* **DIRECTION**
Check every line of the entries that follow, and copy the ones containing "marker".

* **DATA TO USE**

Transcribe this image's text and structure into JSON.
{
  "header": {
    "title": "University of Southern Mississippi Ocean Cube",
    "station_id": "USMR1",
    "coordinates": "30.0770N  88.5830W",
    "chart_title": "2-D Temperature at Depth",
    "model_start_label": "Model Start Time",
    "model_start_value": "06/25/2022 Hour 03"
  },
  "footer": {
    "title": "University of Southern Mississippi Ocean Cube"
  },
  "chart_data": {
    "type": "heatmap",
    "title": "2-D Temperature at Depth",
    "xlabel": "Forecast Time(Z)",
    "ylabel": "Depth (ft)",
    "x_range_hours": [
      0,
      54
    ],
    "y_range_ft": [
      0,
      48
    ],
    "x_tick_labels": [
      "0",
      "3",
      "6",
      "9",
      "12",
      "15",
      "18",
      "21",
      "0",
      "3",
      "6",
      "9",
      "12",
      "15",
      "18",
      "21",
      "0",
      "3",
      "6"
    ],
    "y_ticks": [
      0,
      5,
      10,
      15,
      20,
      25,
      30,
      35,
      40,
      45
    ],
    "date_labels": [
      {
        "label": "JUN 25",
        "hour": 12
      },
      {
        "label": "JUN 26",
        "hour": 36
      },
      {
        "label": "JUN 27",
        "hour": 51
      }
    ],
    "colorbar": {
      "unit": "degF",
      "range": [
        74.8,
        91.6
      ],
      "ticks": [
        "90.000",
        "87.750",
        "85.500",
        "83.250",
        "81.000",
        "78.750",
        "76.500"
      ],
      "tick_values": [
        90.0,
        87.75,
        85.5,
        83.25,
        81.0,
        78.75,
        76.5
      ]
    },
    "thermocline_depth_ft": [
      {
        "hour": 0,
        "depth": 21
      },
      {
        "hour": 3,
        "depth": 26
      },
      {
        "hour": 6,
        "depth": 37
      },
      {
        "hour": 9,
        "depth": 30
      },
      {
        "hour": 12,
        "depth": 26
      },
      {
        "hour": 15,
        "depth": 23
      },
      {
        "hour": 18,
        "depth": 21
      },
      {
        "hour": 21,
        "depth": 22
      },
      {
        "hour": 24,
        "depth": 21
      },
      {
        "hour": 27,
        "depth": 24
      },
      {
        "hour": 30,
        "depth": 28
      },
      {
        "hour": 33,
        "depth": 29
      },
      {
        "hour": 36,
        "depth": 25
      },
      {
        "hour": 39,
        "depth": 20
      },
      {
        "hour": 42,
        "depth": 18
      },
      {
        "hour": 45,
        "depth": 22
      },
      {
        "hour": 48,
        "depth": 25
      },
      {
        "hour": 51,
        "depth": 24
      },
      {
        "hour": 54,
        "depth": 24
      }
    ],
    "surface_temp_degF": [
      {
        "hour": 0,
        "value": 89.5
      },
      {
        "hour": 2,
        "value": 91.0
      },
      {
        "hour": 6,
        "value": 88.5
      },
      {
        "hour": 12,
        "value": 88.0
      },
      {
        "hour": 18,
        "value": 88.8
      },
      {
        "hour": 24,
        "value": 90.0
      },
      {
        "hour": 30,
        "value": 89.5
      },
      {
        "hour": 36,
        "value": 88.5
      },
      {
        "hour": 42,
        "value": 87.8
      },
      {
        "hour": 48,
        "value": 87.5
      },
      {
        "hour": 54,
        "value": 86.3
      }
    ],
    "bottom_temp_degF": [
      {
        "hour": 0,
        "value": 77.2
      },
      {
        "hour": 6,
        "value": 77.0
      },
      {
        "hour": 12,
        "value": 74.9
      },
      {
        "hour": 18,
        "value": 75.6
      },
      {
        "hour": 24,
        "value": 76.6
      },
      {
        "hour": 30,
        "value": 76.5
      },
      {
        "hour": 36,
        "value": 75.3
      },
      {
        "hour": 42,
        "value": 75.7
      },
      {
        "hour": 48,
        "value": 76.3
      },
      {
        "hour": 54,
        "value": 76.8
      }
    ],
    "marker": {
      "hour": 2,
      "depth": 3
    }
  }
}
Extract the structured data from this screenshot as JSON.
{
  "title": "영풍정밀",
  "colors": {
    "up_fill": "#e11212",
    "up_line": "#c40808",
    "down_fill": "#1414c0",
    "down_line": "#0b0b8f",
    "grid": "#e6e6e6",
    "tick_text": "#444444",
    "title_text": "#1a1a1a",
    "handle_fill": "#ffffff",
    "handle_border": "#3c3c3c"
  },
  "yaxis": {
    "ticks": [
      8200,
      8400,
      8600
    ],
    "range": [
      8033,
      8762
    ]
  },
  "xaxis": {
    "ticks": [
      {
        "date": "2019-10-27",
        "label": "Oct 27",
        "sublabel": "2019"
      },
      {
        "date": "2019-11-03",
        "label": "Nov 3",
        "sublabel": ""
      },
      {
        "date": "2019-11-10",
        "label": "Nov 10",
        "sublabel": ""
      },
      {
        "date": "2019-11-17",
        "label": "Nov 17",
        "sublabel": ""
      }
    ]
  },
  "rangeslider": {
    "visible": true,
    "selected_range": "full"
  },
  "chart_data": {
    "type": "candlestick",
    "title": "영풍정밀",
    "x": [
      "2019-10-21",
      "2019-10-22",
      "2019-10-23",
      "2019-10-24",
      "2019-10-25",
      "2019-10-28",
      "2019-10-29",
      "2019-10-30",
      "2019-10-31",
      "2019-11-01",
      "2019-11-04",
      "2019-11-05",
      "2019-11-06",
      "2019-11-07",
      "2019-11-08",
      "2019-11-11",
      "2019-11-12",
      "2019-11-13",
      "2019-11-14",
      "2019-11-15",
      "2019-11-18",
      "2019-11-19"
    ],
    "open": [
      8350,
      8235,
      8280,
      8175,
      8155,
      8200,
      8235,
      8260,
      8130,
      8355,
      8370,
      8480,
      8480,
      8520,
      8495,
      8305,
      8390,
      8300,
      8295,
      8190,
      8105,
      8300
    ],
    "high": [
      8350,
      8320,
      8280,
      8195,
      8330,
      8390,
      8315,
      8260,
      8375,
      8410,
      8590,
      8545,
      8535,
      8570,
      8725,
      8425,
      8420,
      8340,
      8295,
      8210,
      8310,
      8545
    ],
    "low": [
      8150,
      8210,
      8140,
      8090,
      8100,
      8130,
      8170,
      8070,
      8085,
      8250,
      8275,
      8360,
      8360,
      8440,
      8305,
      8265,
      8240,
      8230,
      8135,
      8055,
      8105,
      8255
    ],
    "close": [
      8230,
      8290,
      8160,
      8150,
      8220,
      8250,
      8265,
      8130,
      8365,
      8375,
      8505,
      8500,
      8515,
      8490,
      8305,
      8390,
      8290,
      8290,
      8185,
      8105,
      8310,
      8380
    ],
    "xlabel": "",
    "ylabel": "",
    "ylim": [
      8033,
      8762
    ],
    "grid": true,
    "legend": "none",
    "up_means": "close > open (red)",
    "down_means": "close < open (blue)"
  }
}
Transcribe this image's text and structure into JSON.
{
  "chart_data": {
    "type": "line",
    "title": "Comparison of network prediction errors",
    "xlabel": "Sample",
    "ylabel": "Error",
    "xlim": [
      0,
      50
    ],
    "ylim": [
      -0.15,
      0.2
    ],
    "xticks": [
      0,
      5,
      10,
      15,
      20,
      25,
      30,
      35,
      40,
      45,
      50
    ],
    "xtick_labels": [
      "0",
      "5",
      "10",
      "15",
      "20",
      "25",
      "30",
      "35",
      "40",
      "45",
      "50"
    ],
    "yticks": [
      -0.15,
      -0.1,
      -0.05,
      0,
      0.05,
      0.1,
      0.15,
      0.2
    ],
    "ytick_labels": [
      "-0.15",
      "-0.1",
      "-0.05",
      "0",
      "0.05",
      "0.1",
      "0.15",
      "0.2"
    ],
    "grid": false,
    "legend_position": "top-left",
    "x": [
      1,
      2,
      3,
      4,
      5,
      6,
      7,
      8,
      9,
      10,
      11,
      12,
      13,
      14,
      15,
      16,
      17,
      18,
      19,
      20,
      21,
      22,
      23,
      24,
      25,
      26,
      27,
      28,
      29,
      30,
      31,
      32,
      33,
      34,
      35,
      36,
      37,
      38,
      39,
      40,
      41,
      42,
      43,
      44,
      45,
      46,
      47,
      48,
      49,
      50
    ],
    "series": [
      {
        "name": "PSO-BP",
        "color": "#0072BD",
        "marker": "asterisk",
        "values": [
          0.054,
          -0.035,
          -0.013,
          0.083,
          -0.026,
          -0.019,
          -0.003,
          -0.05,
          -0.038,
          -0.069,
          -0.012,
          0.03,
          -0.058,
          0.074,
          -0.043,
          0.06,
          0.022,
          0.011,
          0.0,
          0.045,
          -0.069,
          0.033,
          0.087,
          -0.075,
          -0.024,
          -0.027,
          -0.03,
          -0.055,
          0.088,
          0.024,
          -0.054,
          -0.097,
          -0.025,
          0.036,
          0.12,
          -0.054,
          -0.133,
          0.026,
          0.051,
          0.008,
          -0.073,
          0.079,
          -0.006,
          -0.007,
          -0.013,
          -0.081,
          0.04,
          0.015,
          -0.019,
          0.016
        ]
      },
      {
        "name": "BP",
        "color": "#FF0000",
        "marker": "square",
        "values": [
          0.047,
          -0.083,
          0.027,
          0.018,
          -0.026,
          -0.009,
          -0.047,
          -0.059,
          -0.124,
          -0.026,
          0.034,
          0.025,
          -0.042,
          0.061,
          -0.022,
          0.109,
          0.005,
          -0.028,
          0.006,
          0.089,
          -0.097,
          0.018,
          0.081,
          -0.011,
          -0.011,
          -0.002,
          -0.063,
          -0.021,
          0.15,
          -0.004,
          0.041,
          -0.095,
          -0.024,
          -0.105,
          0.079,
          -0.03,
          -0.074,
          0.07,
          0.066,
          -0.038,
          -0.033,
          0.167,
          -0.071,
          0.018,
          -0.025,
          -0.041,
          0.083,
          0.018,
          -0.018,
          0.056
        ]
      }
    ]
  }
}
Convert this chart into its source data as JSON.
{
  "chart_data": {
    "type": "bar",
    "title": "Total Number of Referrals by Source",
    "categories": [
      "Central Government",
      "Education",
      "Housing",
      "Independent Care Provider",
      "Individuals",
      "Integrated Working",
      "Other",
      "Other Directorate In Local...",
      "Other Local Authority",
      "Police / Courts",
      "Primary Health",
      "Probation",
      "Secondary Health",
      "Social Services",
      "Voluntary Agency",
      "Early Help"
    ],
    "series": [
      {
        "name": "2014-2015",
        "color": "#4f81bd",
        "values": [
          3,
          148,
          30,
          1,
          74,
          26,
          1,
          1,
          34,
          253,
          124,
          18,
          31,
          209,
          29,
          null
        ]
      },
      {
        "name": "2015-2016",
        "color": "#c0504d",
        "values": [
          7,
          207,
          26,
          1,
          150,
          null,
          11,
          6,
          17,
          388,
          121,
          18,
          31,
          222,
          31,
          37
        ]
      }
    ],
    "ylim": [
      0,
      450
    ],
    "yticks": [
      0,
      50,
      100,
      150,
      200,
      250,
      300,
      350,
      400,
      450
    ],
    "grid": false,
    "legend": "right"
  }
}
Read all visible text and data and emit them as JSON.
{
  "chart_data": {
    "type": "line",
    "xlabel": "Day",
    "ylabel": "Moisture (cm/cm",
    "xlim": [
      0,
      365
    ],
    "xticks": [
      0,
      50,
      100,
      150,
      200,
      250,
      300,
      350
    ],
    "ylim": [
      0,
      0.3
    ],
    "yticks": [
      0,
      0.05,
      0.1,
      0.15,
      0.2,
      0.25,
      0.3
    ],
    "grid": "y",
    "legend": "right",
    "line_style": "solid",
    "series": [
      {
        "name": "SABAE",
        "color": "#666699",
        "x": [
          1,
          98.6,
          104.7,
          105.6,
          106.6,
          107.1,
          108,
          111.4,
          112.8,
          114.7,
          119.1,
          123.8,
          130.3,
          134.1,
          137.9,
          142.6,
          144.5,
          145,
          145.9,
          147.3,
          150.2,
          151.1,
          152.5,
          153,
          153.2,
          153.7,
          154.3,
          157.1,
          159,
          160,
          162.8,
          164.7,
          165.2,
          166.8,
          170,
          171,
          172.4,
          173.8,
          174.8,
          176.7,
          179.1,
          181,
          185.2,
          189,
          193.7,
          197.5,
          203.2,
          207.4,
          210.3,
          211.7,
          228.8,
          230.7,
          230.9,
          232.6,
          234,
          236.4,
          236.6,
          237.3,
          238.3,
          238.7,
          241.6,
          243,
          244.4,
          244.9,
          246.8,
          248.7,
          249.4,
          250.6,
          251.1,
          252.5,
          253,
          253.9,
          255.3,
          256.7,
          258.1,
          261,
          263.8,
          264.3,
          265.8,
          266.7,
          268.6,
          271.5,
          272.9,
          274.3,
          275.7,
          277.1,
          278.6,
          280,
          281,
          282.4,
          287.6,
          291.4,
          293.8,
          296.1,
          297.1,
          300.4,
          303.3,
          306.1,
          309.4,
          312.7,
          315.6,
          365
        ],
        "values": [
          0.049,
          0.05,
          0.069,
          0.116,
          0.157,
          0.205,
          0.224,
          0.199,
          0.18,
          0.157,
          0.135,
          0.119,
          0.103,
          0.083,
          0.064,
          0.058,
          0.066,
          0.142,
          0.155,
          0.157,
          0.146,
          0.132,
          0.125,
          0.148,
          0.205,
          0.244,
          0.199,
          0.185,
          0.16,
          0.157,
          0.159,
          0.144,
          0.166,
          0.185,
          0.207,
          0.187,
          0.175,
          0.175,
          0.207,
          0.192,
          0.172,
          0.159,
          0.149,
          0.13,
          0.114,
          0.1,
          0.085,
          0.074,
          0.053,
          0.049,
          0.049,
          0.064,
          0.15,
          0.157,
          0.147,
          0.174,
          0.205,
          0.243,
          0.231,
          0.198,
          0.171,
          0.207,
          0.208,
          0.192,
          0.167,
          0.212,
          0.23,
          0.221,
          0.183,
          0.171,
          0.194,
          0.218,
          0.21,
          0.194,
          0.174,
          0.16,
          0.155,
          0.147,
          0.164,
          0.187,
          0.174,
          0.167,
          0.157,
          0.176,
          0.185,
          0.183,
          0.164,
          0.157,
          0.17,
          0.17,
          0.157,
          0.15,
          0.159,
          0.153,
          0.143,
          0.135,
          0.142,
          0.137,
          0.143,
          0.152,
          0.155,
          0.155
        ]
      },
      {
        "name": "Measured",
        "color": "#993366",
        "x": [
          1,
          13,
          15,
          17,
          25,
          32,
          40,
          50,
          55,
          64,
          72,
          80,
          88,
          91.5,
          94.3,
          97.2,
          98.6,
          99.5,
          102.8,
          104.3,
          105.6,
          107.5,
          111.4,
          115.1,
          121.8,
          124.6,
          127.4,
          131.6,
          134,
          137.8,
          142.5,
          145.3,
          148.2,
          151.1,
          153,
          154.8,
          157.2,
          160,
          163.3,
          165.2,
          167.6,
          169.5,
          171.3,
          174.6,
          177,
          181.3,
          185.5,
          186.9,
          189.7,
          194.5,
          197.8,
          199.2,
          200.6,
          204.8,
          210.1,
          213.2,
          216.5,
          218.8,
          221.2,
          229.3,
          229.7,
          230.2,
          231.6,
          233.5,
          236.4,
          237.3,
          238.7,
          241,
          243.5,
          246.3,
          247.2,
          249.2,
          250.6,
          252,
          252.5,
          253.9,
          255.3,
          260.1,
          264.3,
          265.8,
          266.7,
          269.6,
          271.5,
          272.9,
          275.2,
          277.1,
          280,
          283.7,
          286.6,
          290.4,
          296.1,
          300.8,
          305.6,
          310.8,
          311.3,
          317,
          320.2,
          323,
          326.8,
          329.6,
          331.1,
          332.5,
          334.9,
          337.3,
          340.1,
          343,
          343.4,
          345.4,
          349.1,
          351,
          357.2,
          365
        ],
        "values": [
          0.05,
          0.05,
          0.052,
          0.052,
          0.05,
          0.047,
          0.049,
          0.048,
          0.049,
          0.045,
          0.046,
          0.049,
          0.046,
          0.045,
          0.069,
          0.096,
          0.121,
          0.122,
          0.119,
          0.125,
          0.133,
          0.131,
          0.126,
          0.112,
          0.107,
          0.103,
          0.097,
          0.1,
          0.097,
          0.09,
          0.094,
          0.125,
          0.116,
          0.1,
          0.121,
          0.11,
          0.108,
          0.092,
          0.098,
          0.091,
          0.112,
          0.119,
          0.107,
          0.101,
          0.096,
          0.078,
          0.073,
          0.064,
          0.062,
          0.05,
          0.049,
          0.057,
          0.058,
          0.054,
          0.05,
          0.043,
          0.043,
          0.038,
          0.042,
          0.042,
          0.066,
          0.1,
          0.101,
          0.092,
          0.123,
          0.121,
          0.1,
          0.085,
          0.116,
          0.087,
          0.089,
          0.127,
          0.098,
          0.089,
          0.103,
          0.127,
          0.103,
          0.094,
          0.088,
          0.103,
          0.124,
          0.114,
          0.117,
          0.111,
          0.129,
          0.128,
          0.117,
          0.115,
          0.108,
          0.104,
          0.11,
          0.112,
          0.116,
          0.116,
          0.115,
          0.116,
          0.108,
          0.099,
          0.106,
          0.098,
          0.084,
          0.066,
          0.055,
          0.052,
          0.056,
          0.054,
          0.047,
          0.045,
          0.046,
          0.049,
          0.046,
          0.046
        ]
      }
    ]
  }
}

* **SOLUTION FOR THIS PROBLEM**
    "marker": {
        "marker": "asterisk",
        "marker": "square",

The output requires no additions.